▶ **Problem details**:
Pick out each line of the records that includes the string "SHOP", and copy it.
-*-*-
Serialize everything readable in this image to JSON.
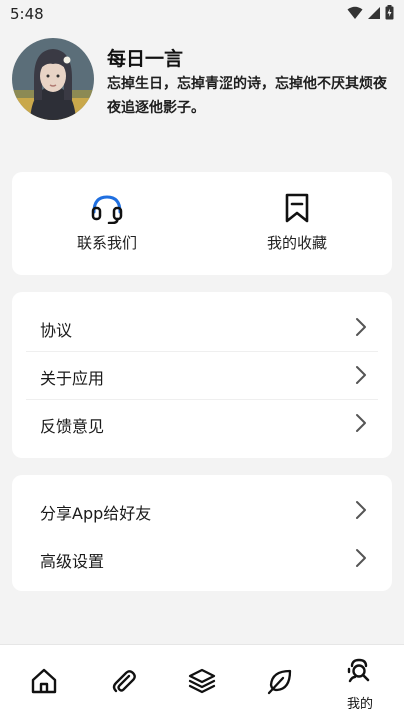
{
  "status_bar": {
    "time": "5:48"
  },
  "profile": {
    "name": "每日一言",
    "quote": "忘掉生日，忘掉青涩的诗，忘掉他不厌其烦夜夜追逐他影子。"
  },
  "quick_actions": [
    {
      "label": "联系我们",
      "icon": "headset-icon"
    },
    {
      "label": "我的收藏",
      "icon": "bookmark-icon"
    }
  ],
  "menu_group_1": [
    {
      "label": "协议"
    },
    {
      "label": "关于应用"
    },
    {
      "label": "反馈意见"
    }
  ],
  "menu_group_2": [
    {
      "label": "分享App给好友"
    },
    {
      "label": "高级设置"
    }
  ],
  "bottom_nav": {
    "items": [
      {
        "icon": "home-icon"
      },
      {
        "icon": "paperclip-icon"
      },
      {
        "icon": "layers-icon"
      },
      {
        "icon": "leaf-icon"
      },
      {
        "icon": "profile-search-icon",
        "label": "我的",
        "active": true
      }
    ]
  },
  "colors": {
    "accent": "#1f6fe0",
    "background": "#f3f3f3",
    "card": "#ffffff"
  }
}
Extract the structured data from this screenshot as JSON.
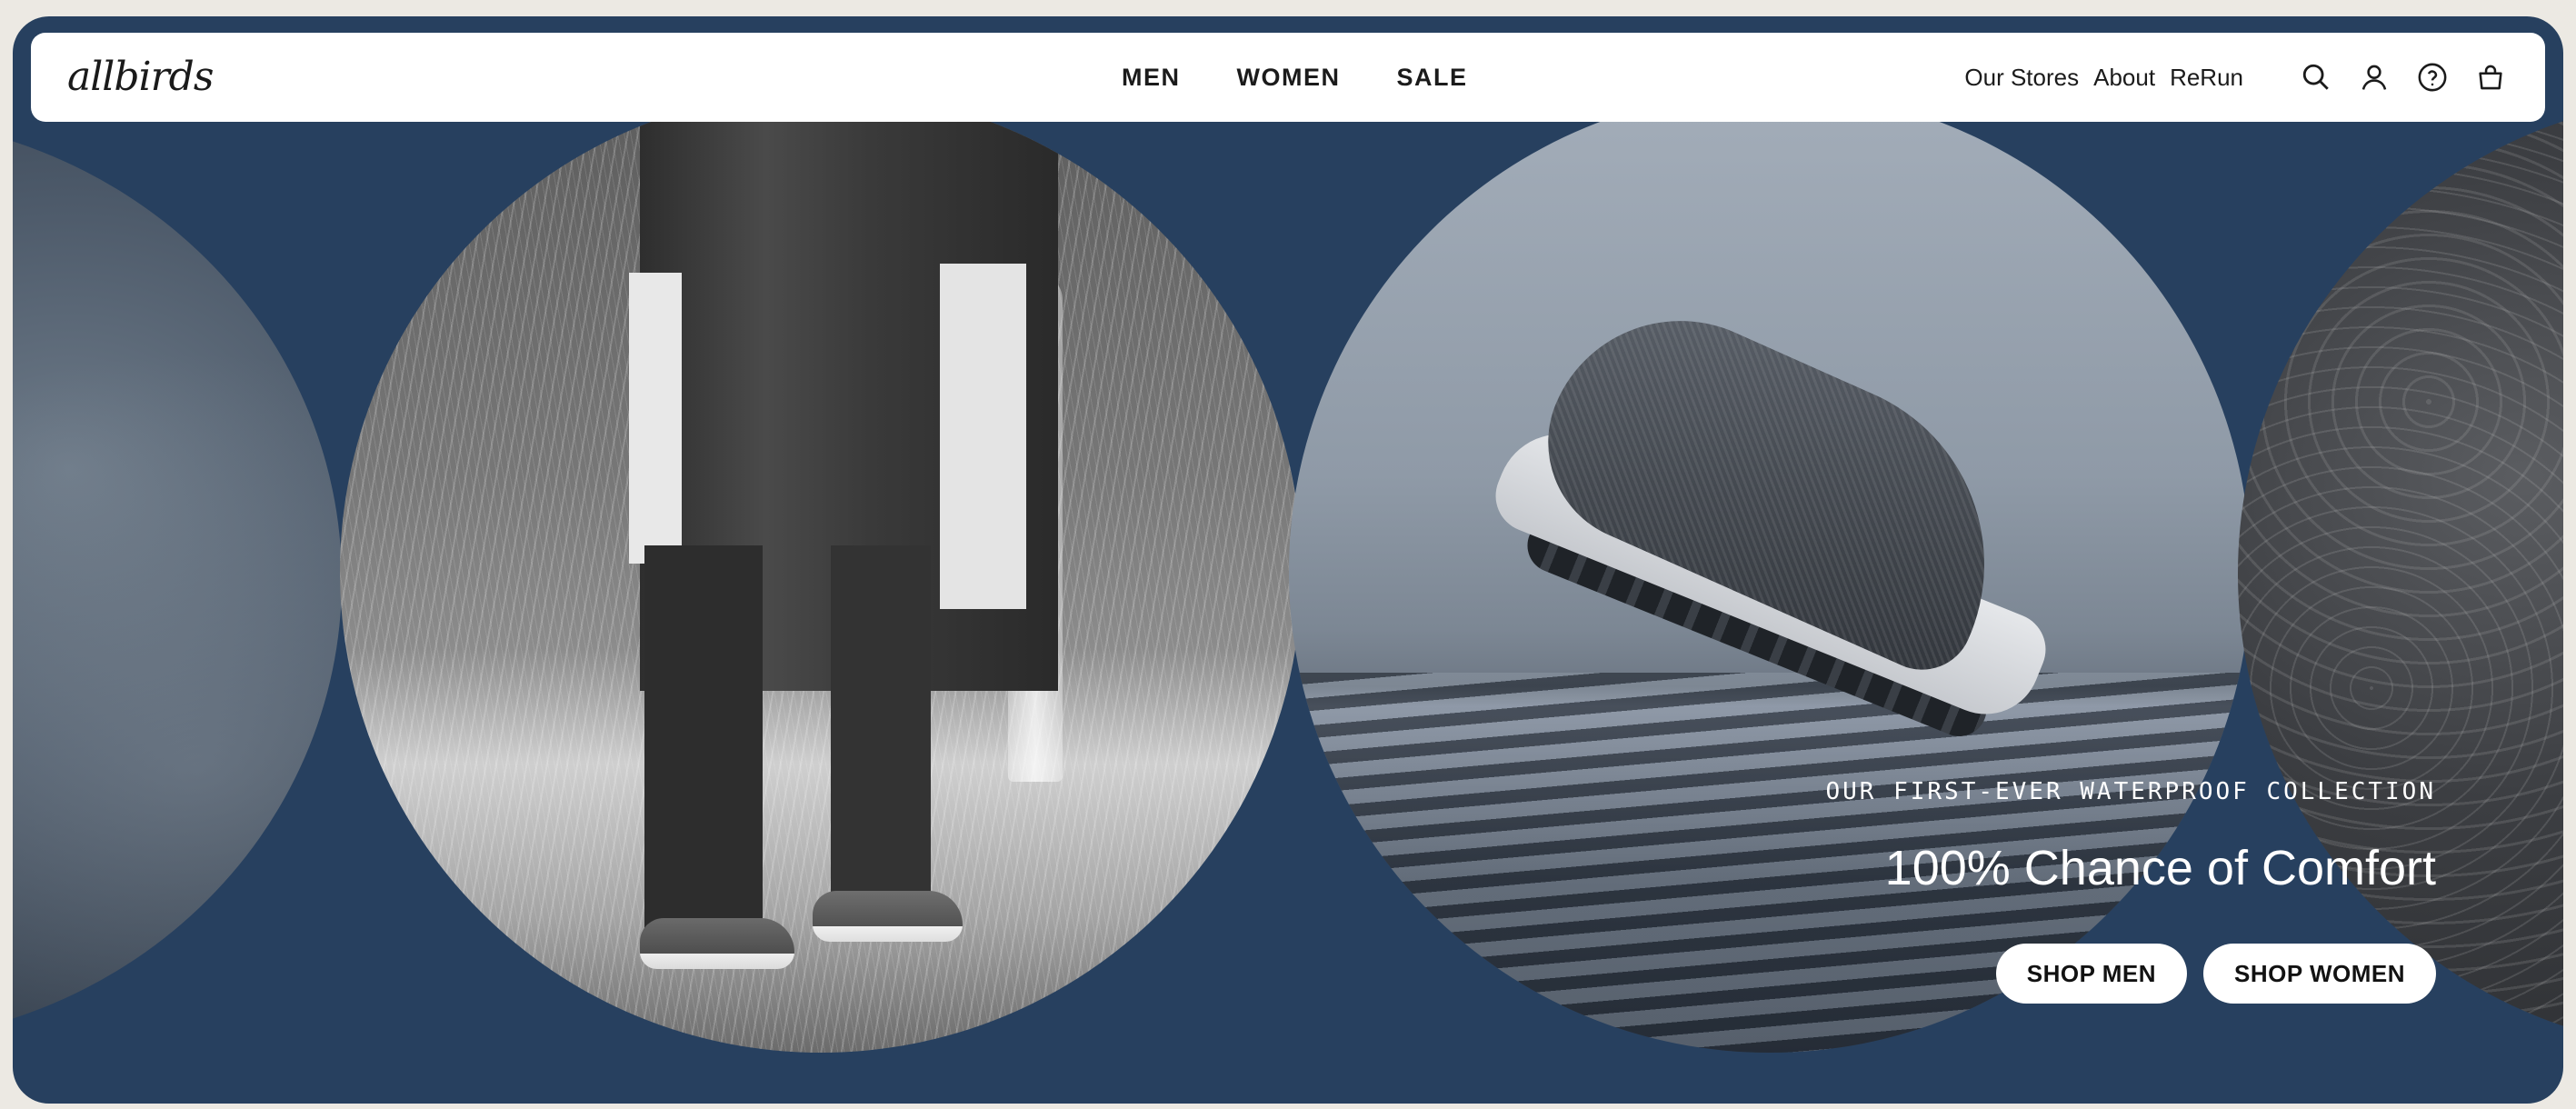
{
  "brand": {
    "logo_text": "allbirds"
  },
  "nav": {
    "primary": [
      {
        "label": "MEN"
      },
      {
        "label": "WOMEN"
      },
      {
        "label": "SALE"
      }
    ],
    "secondary": [
      {
        "label": "Our Stores"
      },
      {
        "label": "About"
      },
      {
        "label": "ReRun"
      }
    ],
    "icons": [
      "search-icon",
      "account-icon",
      "help-icon",
      "cart-icon"
    ]
  },
  "hero": {
    "eyebrow": "OUR FIRST-EVER WATERPROOF COLLECTION",
    "headline": "100% Chance of Comfort",
    "cta_men": "SHOP MEN",
    "cta_women": "SHOP WOMEN"
  },
  "colors": {
    "hero_background": "#27405f",
    "nav_background": "#ffffff",
    "page_background": "#ece9e3",
    "button_background": "#ffffff",
    "text_light": "#ffffff"
  }
}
-*-*-
▶ **Answer to this exercise**:
    "cta_men": "SHOP MEN",
    "cta_women": "SHOP WOMEN"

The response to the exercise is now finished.